- **PROBLEMS TO WORK ON**:
- a) Translate this sentence from the question about the numpy.float64 error into Spanish: "During handling of the above exception, another exception occurred:"
- b) Quote the question about the numpy.float64 error word for word, from "I am trying" up to and including "x = str(x.encode('utf-8','ignore'),errors ='ignore')".
- c) Answer these questions using the question about the numpy.float64 error:
(i) Which version of Python is the asker using?
(ii) On which line of the script is the AttributeError raised?
(iii) What file name is assigned to tweets_data_path?

- **EXTRACT**:
--------------------------------

Search code examples
pythonnumpytweepysentiment-analysis

How to solve 'numpy.float64' object has no attribute 'encode' in python 3


I am trying to do a sentiment analysis in twitter about different car brands,i am using python 3 for this.While running the code i am getting the below exception

Traceback (most recent call last):
File "C:\Users\Jeet Chatterjee\NLP\Maruti_Toyota_Marcedes_Brand_analysis.py", line 55, in <module>
x = str(x.encode('utf-8','ignore'),errors ='ignore')
AttributeError: 'numpy.float64' object has no attribute 'encode'

During handling of the above exception, another exception occurred:

Traceback (most recent call last):
File "C:\Users\Jeet Chatterjee\NLP\Maruti_Toyota_Marcedes_Brand_analysis.py", line 62, in <module>
tweets.set_value(idx,column,'')
  File "C:\Program Files (x86)\Python36-32\lib\site-packages\pandas\core\frame.py", line 1856, in set_value
engine.set_value(series._values, index, value)
 File "pandas\_libs\index.pyx", line 116, in pandas._libs.index.IndexEngine.set_value (pandas\_libs\index.c:4690)
File "pandas\_libs\index.pyx", line 130, in pandas._libs.index.IndexEngine.set_value (pandas\_libs\index.c:4578)
File "pandas\_libs\src\util.pxd", line 101, in util.set_value_at (pandas\_libs\index.c:21043)
  File "pandas\_libs\src\util.pxd", line 93, in util.set_value_at_unsafe (pandas\_libs\index.c:20964)
 ValueError: could not convert string to float: 

I don't how to represent the encode in python 3 . And here is my code

from tweepy.streaming import StreamListener
from tweepy import OAuthHandler
from tweepy import Stream
from textblob import TextBlob
import json
import pandas as pd
import matplotlib.pyplot as plt
import numpy as np
#regular expression in python
import re

#data corpus
tweets_data_path = 'carData.txt'
tweets_data = []
tweets_file = open(tweets_data_path, "r")

--------------------------------

(Spatial layout entries)

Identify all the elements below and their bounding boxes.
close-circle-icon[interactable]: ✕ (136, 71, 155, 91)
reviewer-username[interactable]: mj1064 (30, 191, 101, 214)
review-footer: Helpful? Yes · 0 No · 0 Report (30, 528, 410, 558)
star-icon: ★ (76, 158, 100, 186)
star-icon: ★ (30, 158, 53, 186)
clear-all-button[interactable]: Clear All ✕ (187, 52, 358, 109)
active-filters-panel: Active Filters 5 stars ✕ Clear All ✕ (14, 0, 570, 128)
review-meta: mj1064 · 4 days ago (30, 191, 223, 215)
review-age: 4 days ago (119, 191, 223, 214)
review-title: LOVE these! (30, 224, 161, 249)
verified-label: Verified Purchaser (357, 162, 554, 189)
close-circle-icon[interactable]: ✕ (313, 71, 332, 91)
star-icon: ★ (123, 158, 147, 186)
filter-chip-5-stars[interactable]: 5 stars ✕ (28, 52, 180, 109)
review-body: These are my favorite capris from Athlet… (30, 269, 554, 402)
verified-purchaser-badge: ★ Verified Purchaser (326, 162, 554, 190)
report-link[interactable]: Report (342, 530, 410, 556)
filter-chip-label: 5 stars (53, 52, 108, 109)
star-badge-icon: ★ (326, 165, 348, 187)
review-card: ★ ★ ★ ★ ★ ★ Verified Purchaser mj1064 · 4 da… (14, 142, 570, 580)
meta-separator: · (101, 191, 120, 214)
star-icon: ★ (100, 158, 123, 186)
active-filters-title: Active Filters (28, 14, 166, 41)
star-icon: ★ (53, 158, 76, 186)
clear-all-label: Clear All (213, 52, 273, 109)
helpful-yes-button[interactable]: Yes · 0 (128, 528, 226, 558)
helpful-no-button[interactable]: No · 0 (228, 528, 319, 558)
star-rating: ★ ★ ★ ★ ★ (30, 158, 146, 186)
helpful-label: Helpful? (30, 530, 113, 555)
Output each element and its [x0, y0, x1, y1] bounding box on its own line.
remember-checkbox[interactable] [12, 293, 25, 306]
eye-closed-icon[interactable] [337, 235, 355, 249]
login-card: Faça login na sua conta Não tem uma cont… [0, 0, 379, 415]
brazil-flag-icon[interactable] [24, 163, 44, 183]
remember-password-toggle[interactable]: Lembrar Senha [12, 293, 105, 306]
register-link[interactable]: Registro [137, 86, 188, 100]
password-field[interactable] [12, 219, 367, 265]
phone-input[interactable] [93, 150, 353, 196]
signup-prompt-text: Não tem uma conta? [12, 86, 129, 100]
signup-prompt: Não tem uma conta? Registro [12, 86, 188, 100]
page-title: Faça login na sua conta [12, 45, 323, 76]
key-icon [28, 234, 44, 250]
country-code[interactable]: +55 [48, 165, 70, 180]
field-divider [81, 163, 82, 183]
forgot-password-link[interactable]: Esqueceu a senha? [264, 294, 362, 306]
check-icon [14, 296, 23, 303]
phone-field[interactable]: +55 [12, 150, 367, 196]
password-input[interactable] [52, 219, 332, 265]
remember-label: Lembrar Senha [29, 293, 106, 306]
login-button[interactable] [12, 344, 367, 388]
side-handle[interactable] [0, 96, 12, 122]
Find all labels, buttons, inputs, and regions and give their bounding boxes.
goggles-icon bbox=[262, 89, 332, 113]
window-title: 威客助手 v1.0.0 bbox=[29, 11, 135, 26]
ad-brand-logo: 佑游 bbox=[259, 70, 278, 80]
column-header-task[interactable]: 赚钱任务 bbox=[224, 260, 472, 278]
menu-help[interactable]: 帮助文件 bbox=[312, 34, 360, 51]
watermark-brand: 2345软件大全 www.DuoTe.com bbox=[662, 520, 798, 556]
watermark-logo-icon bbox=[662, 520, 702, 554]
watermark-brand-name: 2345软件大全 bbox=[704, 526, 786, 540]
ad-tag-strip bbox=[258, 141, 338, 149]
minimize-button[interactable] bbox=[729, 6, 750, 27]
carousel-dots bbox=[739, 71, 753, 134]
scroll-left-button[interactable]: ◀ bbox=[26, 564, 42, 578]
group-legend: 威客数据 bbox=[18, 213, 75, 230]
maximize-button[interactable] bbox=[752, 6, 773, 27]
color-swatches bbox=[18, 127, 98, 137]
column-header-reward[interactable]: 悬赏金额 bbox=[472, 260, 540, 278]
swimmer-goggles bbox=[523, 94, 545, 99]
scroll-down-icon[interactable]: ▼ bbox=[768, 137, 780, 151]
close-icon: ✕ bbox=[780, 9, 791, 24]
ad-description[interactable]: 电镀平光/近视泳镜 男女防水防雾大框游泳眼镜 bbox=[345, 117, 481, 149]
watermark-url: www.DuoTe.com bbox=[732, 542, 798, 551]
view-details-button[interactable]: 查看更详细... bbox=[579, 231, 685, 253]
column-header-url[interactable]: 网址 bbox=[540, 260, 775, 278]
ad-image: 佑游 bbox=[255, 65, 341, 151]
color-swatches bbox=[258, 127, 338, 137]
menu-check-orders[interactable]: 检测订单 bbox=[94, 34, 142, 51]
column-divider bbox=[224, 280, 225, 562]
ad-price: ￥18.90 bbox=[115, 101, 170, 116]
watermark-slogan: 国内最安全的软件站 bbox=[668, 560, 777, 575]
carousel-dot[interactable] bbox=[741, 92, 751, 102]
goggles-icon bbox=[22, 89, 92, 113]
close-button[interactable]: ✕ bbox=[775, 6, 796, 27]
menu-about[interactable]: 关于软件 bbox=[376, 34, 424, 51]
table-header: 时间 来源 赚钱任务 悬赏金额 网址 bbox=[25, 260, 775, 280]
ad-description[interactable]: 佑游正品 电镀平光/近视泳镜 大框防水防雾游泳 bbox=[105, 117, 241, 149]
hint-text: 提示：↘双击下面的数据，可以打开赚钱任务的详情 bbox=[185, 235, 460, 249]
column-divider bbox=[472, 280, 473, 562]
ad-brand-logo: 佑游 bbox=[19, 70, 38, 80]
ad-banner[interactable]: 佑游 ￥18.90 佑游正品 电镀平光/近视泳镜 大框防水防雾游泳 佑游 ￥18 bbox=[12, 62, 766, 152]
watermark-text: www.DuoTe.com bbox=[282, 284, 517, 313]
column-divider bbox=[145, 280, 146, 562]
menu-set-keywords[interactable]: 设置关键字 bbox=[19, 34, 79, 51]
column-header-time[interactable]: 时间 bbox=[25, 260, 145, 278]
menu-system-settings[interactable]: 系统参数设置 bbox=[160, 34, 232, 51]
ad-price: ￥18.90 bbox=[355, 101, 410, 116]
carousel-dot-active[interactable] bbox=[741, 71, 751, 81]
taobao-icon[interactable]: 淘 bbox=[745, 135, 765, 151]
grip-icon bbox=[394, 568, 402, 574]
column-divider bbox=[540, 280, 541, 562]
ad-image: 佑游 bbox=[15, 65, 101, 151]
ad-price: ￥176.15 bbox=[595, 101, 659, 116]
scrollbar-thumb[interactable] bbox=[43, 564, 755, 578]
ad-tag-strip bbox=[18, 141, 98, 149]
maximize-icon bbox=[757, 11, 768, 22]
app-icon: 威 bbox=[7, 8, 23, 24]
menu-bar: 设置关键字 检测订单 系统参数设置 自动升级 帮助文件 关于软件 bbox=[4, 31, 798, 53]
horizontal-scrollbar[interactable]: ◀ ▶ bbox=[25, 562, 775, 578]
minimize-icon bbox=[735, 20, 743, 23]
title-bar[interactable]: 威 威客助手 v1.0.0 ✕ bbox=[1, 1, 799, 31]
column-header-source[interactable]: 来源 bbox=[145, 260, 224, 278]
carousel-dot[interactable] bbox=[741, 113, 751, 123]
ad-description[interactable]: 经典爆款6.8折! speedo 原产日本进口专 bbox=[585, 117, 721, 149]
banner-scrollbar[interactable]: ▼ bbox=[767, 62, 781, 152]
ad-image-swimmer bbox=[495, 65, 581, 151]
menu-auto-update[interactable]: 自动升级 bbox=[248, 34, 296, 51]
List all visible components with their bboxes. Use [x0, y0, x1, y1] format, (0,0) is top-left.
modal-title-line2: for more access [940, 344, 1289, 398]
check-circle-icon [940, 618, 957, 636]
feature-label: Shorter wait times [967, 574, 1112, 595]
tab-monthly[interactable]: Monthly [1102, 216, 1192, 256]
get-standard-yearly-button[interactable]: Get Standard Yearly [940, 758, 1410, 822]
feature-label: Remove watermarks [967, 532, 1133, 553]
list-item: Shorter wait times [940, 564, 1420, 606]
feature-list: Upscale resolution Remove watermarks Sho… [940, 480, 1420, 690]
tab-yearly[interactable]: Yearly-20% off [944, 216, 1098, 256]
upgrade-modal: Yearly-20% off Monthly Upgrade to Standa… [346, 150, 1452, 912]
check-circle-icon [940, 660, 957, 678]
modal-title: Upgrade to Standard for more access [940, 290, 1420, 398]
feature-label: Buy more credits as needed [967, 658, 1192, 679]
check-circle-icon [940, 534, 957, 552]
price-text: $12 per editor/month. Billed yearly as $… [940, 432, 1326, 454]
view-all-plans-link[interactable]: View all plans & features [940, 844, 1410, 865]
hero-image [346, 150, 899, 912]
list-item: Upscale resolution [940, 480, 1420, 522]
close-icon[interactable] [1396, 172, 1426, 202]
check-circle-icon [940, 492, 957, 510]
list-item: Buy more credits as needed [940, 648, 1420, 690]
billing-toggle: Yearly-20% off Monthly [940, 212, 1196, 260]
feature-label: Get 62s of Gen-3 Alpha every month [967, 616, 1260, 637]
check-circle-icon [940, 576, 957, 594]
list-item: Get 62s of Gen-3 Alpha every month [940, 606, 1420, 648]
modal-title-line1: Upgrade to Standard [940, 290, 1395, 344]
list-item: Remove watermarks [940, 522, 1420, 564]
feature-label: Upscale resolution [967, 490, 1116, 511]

--------------------------------

- **RESULTS OF THE TASKS**:
- a) Durante el manejo de la excepción anterior, se produjo otra excepción:

- b)
I am trying to do a sentiment analysis in twitter about different car brands,i am using python 3 for this.While running the code i am getting the below exception

Traceback (most recent call last):
File "C:\Users\Jeet Chatterjee\NLP\Maruti_Toyota_Marcedes_Brand_analysis.py", line 55, in <module>
x = str(x.encode('utf-8','ignore'),errors ='ignore')

- c)
(i) Python 3.
(ii) Line 55.
(iii) carData.txt